DIRECTIONS FOR THIS TASK:
Extract every entry word for word. Skip the pictures.

RECORDS SUPPLIED:
· · · · · · ·

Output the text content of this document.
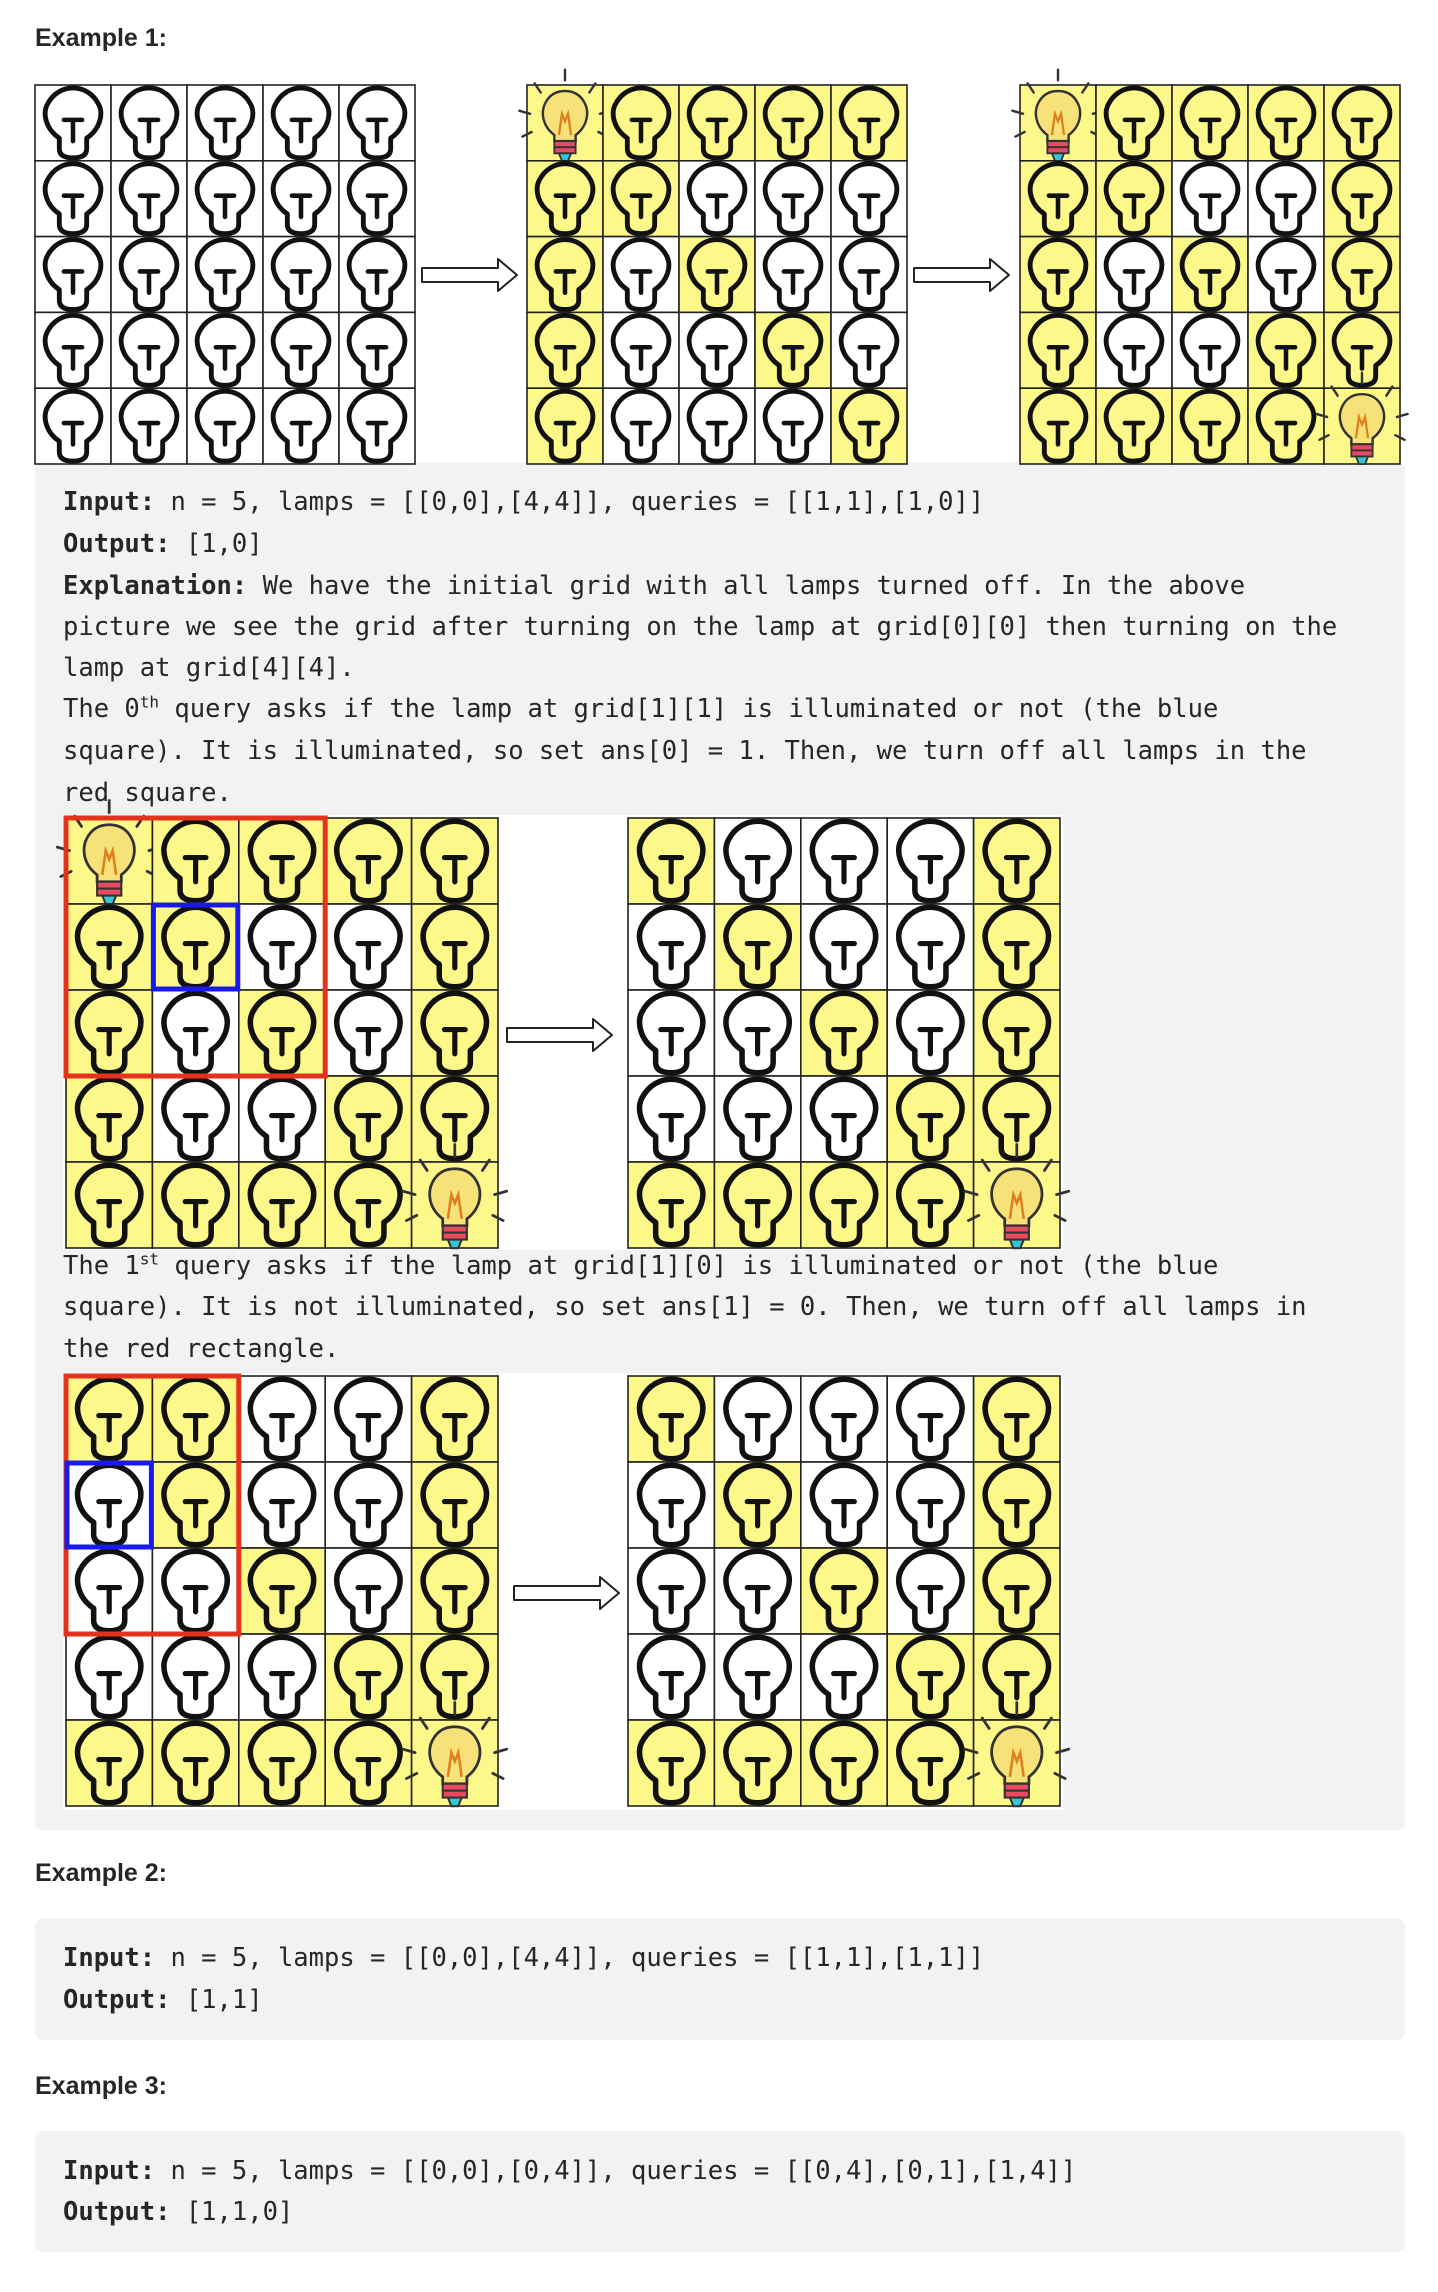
Example 1:
Input: n = 5, lamps = [[0,0],[4,4]], queries = [[1,1],[1,0]]
Output: [1,0]
Explanation: We have the initial grid with all lamps turned off. In the above
picture we see the grid after turning on the lamp at grid[0][0] then turning on the
lamp at grid[4][4].
The 0th query asks if the lamp at grid[1][1] is illuminated or not (the blue
square). It is illuminated, so set ans[0] = 1. Then, we turn off all lamps in the
red square.
The 1st query asks if the lamp at grid[1][0] is illuminated or not (the blue
square). It is not illuminated, so set ans[1] = 0. Then, we turn off all lamps in
the red rectangle.
Example 2:
Input: n = 5, lamps = [[0,0],[4,4]], queries = [[1,1],[1,1]]
Output: [1,1]
Example 3:
Input: n = 5, lamps = [[0,0],[0,4]], queries = [[0,4],[0,1],[1,4]]
Output: [1,1,0]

· · · · · · ·

TASK ANSWER:
Output the text content of this document.
Example 1:
Input: n = 5, lamps = [[0,0],[4,4]], queries = [[1,1],[1,0]]
Output: [1,0]
Explanation: We have the initial grid with all lamps turned off. In the above
picture we see the grid after turning on the lamp at grid[0][0] then turning on the
lamp at grid[4][4].
The 0th query asks if the lamp at grid[1][1] is illuminated or not (the blue
square). It is illuminated, so set ans[0] = 1. Then, we turn off all lamps in the
red square.
The 1st query asks if the lamp at grid[1][0] is illuminated or not (the blue
square). It is not illuminated, so set ans[1] = 0. Then, we turn off all lamps in
the red rectangle.
Example 2:
Input: n = 5, lamps = [[0,0],[4,4]], queries = [[1,1],[1,1]]
Output: [1,1]
Example 3:
Input: n = 5, lamps = [[0,0],[0,4]], queries = [[0,4],[0,1],[1,4]]
Output: [1,1,0]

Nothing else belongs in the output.